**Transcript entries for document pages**

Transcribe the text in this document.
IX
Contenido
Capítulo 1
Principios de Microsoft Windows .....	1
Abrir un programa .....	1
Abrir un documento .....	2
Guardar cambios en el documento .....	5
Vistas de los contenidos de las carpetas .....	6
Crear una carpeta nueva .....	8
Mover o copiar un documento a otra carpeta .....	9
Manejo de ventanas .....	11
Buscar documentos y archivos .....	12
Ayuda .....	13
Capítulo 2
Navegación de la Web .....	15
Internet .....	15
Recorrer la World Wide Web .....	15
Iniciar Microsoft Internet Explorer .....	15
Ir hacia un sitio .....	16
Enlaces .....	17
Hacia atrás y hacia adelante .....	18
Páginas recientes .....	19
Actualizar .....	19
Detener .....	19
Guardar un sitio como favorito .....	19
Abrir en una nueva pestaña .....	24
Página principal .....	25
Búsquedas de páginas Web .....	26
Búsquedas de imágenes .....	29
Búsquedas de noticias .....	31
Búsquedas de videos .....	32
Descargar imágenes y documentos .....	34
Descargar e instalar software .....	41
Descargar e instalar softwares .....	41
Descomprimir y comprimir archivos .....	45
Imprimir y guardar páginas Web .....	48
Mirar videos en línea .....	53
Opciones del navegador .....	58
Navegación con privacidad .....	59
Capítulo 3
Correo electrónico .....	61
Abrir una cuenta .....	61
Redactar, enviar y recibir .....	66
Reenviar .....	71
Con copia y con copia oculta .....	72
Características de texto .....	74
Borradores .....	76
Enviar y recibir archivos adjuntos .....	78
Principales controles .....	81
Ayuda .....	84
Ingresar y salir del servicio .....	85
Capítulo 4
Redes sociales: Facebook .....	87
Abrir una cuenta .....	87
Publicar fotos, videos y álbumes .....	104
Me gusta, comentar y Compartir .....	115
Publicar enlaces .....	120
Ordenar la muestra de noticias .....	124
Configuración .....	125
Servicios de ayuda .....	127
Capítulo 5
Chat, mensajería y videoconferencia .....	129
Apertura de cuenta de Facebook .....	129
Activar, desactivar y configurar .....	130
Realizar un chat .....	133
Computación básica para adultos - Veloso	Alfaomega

**What you have to do**
Exactly as they appear above, copy out all the records.

**Solved exercise**
Transcribe the text in this document.
IX
Contenido
Capítulo 1
Principios de Microsoft Windows .....	1
Abrir un programa .....	1
Abrir un documento .....	2
Guardar cambios en el documento .....	5
Vistas de los contenidos de las carpetas .....	6
Crear una carpeta nueva .....	8
Mover o copiar un documento a otra carpeta .....	9
Manejo de ventanas .....	11
Buscar documentos y archivos .....	12
Ayuda .....	13
Capítulo 2
Navegación de la Web .....	15
Internet .....	15
Recorrer la World Wide Web .....	15
Iniciar Microsoft Internet Explorer .....	15
Ir hacia un sitio .....	16
Enlaces .....	17
Hacia atrás y hacia adelante .....	18
Páginas recientes .....	19
Actualizar .....	19
Detener .....	19
Guardar un sitio como favorito .....	19
Abrir en una nueva pestaña .....	24
Página principal .....	25
Búsquedas de páginas Web .....	26
Búsquedas de imágenes .....	29
Búsquedas de noticias .....	31
Búsquedas de videos .....	32
Descargar imágenes y documentos .....	34
Descargar e instalar software .....	41
Descargar e instalar softwares .....	41
Descomprimir y comprimir archivos .....	45
Imprimir y guardar páginas Web .....	48
Mirar videos en línea .....	53
Opciones del navegador .....	58
Navegación con privacidad .....	59
Capítulo 3
Correo electrónico .....	61
Abrir una cuenta .....	61
Redactar, enviar y recibir .....	66
Reenviar .....	71
Con copia y con copia oculta .....	72
Características de texto .....	74
Borradores .....	76
Enviar y recibir archivos adjuntos .....	78
Principales controles .....	81
Ayuda .....	84
Ingresar y salir del servicio .....	85
Capítulo 4
Redes sociales: Facebook .....	87
Abrir una cuenta .....	87
Publicar fotos, videos y álbumes .....	104
Me gusta, comentar y Compartir .....	115
Publicar enlaces .....	120
Ordenar la muestra de noticias .....	124
Configuración .....	125
Servicios de ayuda .....	127
Capítulo 5
Chat, mensajería y videoconferencia .....	129
Apertura de cuenta de Facebook .....	129
Activar, desactivar y configurar .....	130
Realizar un chat .....	133
Computación básica para adultos - Veloso	Alfaomega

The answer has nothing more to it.